---------- RECORDS SUPPLIED

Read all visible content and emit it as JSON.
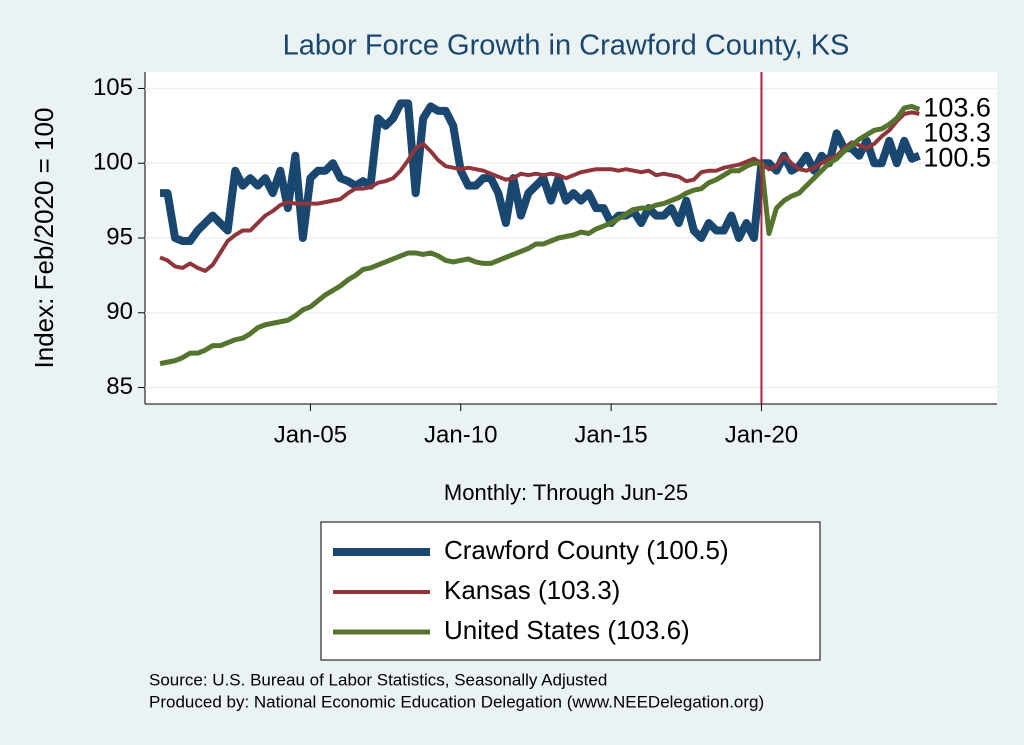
{
  "chart_data": {
    "type": "line",
    "title": "Labor Force Growth in Crawford  County, KS",
    "ylabel": "Index: Feb/2020 = 100",
    "xlabel": "Monthly: Through Jun-25",
    "notes": [
      "Source: U.S. Bureau of Labor Statistics, Seasonally Adjusted",
      "Produced by: National Economic Education Delegation (www.NEEDelegation.org)"
    ],
    "x": [
      "Jan-00",
      "Apr-00",
      "Jul-00",
      "Oct-00",
      "Jan-01",
      "Apr-01",
      "Jul-01",
      "Oct-01",
      "Jan-02",
      "Apr-02",
      "Jul-02",
      "Oct-02",
      "Jan-03",
      "Apr-03",
      "Jul-03",
      "Oct-03",
      "Jan-04",
      "Apr-04",
      "Jul-04",
      "Oct-04",
      "Jan-05",
      "Apr-05",
      "Jul-05",
      "Oct-05",
      "Jan-06",
      "Apr-06",
      "Jul-06",
      "Oct-06",
      "Jan-07",
      "Apr-07",
      "Jul-07",
      "Oct-07",
      "Jan-08",
      "Apr-08",
      "Jul-08",
      "Oct-08",
      "Jan-09",
      "Apr-09",
      "Jul-09",
      "Oct-09",
      "Jan-10",
      "Apr-10",
      "Jul-10",
      "Oct-10",
      "Jan-11",
      "Apr-11",
      "Jul-11",
      "Oct-11",
      "Jan-12",
      "Apr-12",
      "Jul-12",
      "Oct-12",
      "Jan-13",
      "Apr-13",
      "Jul-13",
      "Oct-13",
      "Jan-14",
      "Apr-14",
      "Jul-14",
      "Oct-14",
      "Jan-15",
      "Apr-15",
      "Jul-15",
      "Oct-15",
      "Jan-16",
      "Apr-16",
      "Jul-16",
      "Oct-16",
      "Jan-17",
      "Apr-17",
      "Jul-17",
      "Oct-17",
      "Jan-18",
      "Apr-18",
      "Jul-18",
      "Oct-18",
      "Jan-19",
      "Apr-19",
      "Jul-19",
      "Oct-19",
      "Jan-20",
      "Apr-20",
      "Jul-20",
      "Oct-20",
      "Jan-21",
      "Apr-21",
      "Jul-21",
      "Oct-21",
      "Jan-22",
      "Apr-22",
      "Jul-22",
      "Oct-22",
      "Jan-23",
      "Apr-23",
      "Jul-23",
      "Oct-23",
      "Jan-24",
      "Apr-24",
      "Jul-24",
      "Oct-24",
      "Jan-25",
      "Apr-25"
    ],
    "series": [
      {
        "name": "Crawford  County (100.5)",
        "color": "#1a476f",
        "width": 8,
        "end_label": 100.5,
        "values": [
          98,
          98,
          95,
          94.8,
          94.8,
          95.5,
          96,
          96.5,
          96,
          95.5,
          99.5,
          98.5,
          99,
          98.5,
          99,
          98,
          99.5,
          97,
          100.5,
          95,
          99,
          99.5,
          99.5,
          100,
          99,
          98.8,
          98.5,
          98.8,
          98.5,
          103,
          102.5,
          103,
          104,
          104,
          98,
          103,
          103.8,
          103.5,
          103.5,
          102.5,
          99.5,
          98.5,
          98.5,
          99,
          99,
          98,
          96,
          99,
          96.5,
          98,
          98.5,
          99,
          97.5,
          99,
          97.5,
          98,
          97.5,
          98,
          97,
          97,
          96,
          96.5,
          96.5,
          96.8,
          96,
          97,
          96.5,
          96.5,
          97,
          96,
          97.5,
          95.5,
          95,
          96,
          95.5,
          95.5,
          96.5,
          95,
          96,
          95,
          100,
          100,
          99.5,
          100.5,
          99.5,
          99.8,
          100.5,
          99.5,
          100.5,
          100,
          102,
          101,
          101,
          100.5,
          101.5,
          100,
          100,
          101.5,
          100,
          101.5,
          100.3,
          100.5
        ]
      },
      {
        "name": "Kansas (103.3)",
        "color": "#90353b",
        "width": 4,
        "end_label": 103.3,
        "values": [
          93.7,
          93.5,
          93.1,
          93,
          93.3,
          93,
          92.8,
          93.2,
          94,
          94.8,
          95.2,
          95.5,
          95.5,
          96,
          96.5,
          96.8,
          97.2,
          97.4,
          97.3,
          97.3,
          97.3,
          97.3,
          97.4,
          97.5,
          97.6,
          98,
          98.3,
          98.3,
          98.4,
          98.7,
          98.8,
          99,
          99.5,
          100.2,
          101,
          101.3,
          100.8,
          100.2,
          99.8,
          99.7,
          99.6,
          99.7,
          99.6,
          99.5,
          99.3,
          99.1,
          98.9,
          99,
          99.3,
          99.2,
          99.3,
          99.2,
          99.3,
          99.2,
          99,
          99.2,
          99.4,
          99.5,
          99.6,
          99.6,
          99.6,
          99.5,
          99.6,
          99.5,
          99.4,
          99.5,
          99.2,
          99.3,
          99.2,
          99.1,
          98.8,
          98.9,
          99.4,
          99.5,
          99.5,
          99.7,
          99.8,
          99.9,
          100.1,
          100.3,
          100,
          99.6,
          99.8,
          100.5,
          100,
          99.6,
          99.5,
          99.7,
          100,
          100.3,
          100.5,
          101,
          101.4,
          101.2,
          101,
          101.3,
          101.8,
          102.2,
          102.8,
          103.3,
          103.4,
          103.3
        ]
      },
      {
        "name": "United States (103.6)",
        "color": "#55752f",
        "width": 5,
        "end_label": 103.6,
        "values": [
          86.6,
          86.7,
          86.8,
          87,
          87.3,
          87.3,
          87.5,
          87.8,
          87.8,
          88,
          88.2,
          88.3,
          88.6,
          89,
          89.2,
          89.3,
          89.4,
          89.5,
          89.8,
          90.2,
          90.4,
          90.8,
          91.2,
          91.5,
          91.8,
          92.2,
          92.5,
          92.9,
          93,
          93.2,
          93.4,
          93.6,
          93.8,
          94,
          94,
          93.9,
          94,
          93.8,
          93.5,
          93.4,
          93.5,
          93.6,
          93.4,
          93.3,
          93.3,
          93.5,
          93.7,
          93.9,
          94.1,
          94.3,
          94.6,
          94.6,
          94.8,
          95,
          95.1,
          95.2,
          95.4,
          95.3,
          95.6,
          95.8,
          96,
          96.3,
          96.6,
          96.9,
          97,
          97,
          97.2,
          97.3,
          97.5,
          97.7,
          98,
          98.2,
          98.3,
          98.7,
          98.9,
          99.2,
          99.5,
          99.5,
          99.8,
          100,
          100,
          95.3,
          97,
          97.5,
          97.8,
          98,
          98.5,
          99,
          99.5,
          100,
          100.3,
          100.8,
          101.2,
          101.6,
          101.9,
          102.2,
          102.3,
          102.6,
          103,
          103.7,
          103.8,
          103.6
        ]
      }
    ],
    "xlim": [
      "Jul-99",
      "Nov-27"
    ],
    "xticks": [
      "Jan-05",
      "Jan-10",
      "Jan-15",
      "Jan-20"
    ],
    "ylim": [
      83.9,
      106.1
    ],
    "yticks": [
      85,
      90,
      95,
      100,
      105
    ],
    "vline": "Jan-20",
    "vline_color": "#b0203b",
    "grid": true
  }
}
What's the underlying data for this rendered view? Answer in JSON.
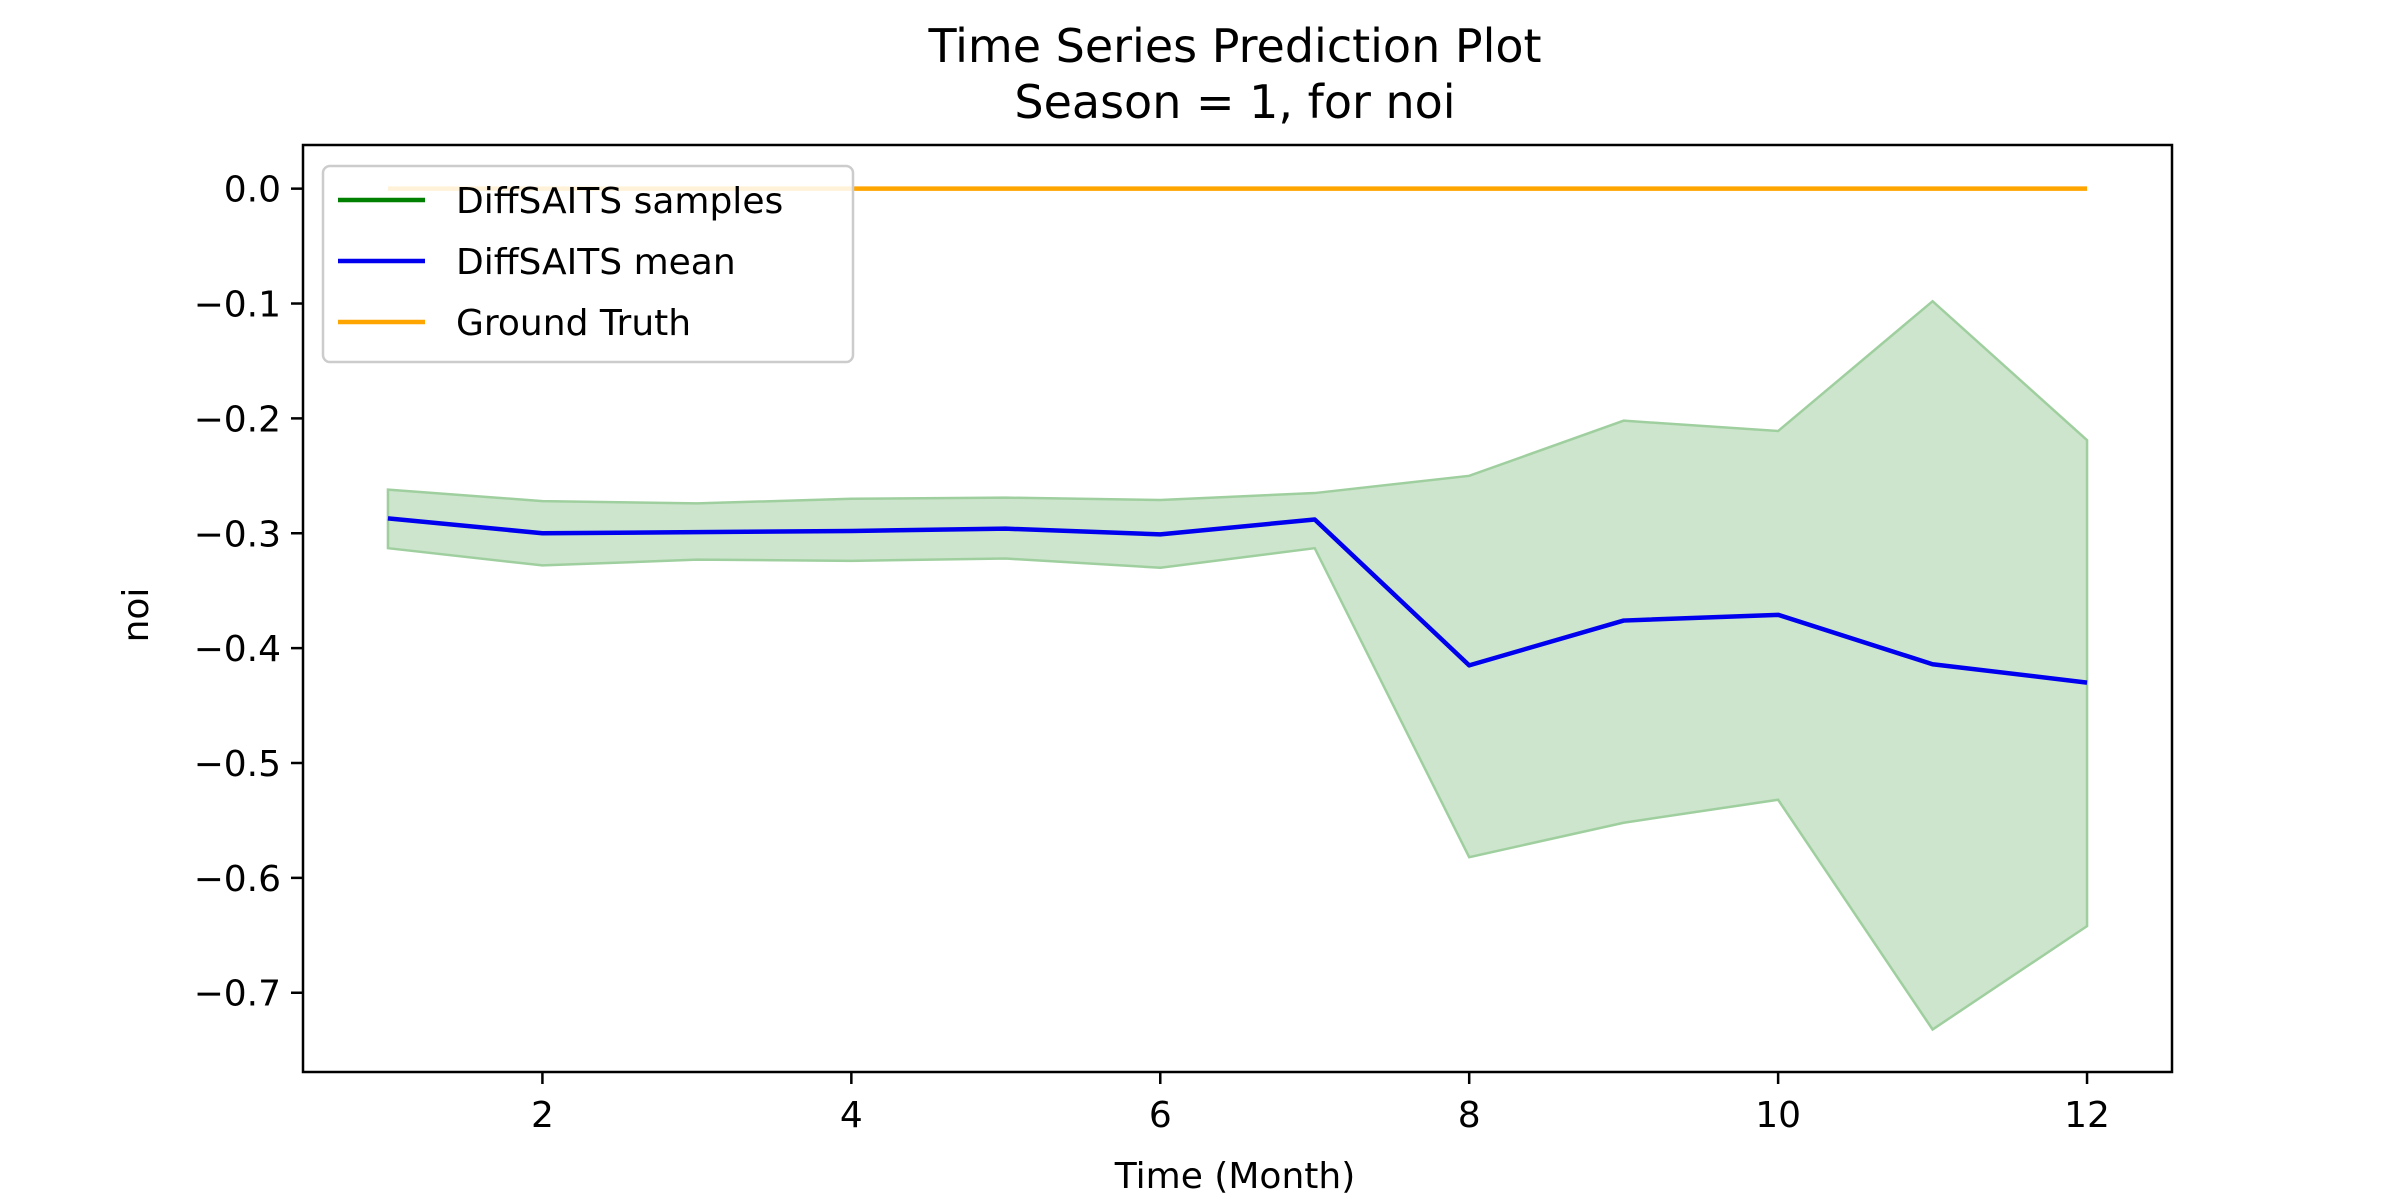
{
  "chart_data": {
    "type": "line",
    "title": "Time Series Prediction Plot",
    "subtitle": "Season = 1, for noi",
    "xlabel": "Time (Month)",
    "ylabel": "noi",
    "xlim": [
      0.45,
      12.55
    ],
    "ylim": [
      -0.769,
      0.038
    ],
    "x_ticks": [
      2,
      4,
      6,
      8,
      10,
      12
    ],
    "x_tick_labels": [
      "2",
      "4",
      "6",
      "8",
      "10",
      "12"
    ],
    "y_ticks": [
      0.0,
      -0.1,
      -0.2,
      -0.3,
      -0.4,
      -0.5,
      -0.6,
      -0.7
    ],
    "y_tick_labels": [
      "0.0",
      "−0.1",
      "−0.2",
      "−0.3",
      "−0.4",
      "−0.5",
      "−0.6",
      "−0.7"
    ],
    "grid": false,
    "legend_position": "top-left",
    "x": [
      1,
      2,
      3,
      4,
      5,
      6,
      7,
      8,
      9,
      10,
      11,
      12
    ],
    "series": [
      {
        "name": "DiffSAITS samples",
        "color": "#008000",
        "kind": "band",
        "fill_color": "#cce5cc",
        "upper": [
          -0.262,
          -0.272,
          -0.274,
          -0.27,
          -0.269,
          -0.271,
          -0.265,
          -0.25,
          -0.202,
          -0.211,
          -0.098,
          -0.219
        ],
        "lower": [
          -0.313,
          -0.328,
          -0.323,
          -0.324,
          -0.322,
          -0.33,
          -0.313,
          -0.582,
          -0.552,
          -0.532,
          -0.732,
          -0.642
        ]
      },
      {
        "name": "DiffSAITS mean",
        "color": "#0000ee",
        "kind": "line",
        "values": [
          -0.287,
          -0.3,
          -0.299,
          -0.298,
          -0.296,
          -0.301,
          -0.288,
          -0.415,
          -0.376,
          -0.371,
          -0.414,
          -0.43
        ]
      },
      {
        "name": "Ground Truth",
        "color": "#ffa500",
        "kind": "line",
        "values": [
          0.0,
          0.0,
          0.0,
          0.0,
          0.0,
          0.0,
          0.0,
          0.0,
          0.0,
          0.0,
          0.0,
          0.0
        ]
      }
    ]
  }
}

--------------------

Say how many lines in the records hold the string "JSON", and say nothing else.

- EXERCISE ANSWER
2